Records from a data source

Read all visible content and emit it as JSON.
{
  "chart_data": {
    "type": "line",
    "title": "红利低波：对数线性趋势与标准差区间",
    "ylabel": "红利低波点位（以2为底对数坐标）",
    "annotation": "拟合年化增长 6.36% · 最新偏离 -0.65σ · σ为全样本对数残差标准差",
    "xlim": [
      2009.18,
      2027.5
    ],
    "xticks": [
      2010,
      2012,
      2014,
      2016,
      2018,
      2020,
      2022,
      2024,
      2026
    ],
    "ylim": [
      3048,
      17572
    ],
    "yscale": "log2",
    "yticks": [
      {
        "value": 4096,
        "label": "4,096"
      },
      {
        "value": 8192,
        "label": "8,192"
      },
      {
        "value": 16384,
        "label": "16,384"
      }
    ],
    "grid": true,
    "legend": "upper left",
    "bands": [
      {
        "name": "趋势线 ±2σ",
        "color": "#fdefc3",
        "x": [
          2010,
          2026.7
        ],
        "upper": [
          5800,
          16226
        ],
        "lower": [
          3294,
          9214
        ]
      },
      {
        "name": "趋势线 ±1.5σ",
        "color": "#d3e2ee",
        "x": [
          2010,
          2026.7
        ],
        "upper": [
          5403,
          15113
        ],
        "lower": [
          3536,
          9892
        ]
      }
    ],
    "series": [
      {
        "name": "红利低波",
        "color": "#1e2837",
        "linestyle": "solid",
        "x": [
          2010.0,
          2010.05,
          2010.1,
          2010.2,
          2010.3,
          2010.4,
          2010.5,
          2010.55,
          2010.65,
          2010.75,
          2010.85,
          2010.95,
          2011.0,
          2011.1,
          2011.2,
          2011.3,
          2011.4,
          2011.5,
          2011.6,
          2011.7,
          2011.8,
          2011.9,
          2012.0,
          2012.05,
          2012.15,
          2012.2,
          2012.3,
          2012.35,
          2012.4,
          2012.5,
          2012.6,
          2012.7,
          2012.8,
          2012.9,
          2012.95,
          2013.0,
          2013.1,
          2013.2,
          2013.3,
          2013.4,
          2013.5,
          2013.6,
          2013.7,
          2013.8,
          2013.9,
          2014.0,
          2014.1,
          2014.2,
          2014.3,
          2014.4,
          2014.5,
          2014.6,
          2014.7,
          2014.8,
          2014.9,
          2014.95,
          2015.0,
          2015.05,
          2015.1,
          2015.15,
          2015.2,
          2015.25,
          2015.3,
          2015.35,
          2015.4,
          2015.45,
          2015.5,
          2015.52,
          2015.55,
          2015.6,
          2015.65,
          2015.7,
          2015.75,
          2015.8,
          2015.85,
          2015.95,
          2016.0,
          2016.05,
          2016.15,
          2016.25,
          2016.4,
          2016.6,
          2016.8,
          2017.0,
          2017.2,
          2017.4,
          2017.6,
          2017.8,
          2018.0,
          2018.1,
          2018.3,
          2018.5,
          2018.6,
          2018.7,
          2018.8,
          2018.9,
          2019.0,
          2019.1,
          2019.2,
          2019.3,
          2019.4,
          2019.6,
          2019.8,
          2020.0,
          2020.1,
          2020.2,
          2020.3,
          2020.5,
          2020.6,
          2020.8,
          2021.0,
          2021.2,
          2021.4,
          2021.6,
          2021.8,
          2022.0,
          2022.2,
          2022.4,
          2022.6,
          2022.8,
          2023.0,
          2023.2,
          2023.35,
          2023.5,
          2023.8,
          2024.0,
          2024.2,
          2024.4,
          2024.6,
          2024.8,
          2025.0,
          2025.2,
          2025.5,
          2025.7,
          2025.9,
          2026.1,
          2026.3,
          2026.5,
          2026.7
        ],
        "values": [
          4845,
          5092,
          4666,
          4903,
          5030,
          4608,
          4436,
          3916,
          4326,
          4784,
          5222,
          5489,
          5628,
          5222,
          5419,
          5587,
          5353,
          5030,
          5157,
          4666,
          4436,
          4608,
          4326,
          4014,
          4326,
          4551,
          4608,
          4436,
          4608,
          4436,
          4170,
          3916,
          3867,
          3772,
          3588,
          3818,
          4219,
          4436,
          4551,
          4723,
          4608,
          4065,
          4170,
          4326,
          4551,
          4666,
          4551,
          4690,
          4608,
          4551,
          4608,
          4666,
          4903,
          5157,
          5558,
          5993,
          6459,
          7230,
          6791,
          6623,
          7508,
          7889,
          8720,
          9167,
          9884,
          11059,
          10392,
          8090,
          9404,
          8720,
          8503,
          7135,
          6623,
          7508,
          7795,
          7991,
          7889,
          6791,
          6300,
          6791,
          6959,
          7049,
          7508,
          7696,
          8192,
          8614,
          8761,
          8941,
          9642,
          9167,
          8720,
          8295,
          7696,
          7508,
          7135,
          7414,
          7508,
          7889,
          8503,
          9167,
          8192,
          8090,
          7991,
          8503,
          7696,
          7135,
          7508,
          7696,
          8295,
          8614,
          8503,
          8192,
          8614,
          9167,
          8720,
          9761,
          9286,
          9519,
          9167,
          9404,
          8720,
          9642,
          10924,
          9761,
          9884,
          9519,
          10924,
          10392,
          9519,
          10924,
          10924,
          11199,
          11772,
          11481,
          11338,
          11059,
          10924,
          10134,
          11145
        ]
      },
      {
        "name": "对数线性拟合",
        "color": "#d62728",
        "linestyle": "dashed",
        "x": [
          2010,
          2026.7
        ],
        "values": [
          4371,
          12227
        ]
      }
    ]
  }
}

WHAT THE TASK REQUIRES
List each line holding the string "name".

WRITTEN SOLUTION
        "name": "趋势线 ±2σ",
        "name": "趋势线 ±1.5σ",
        "name": "红利低波",
        "name": "对数线性拟合",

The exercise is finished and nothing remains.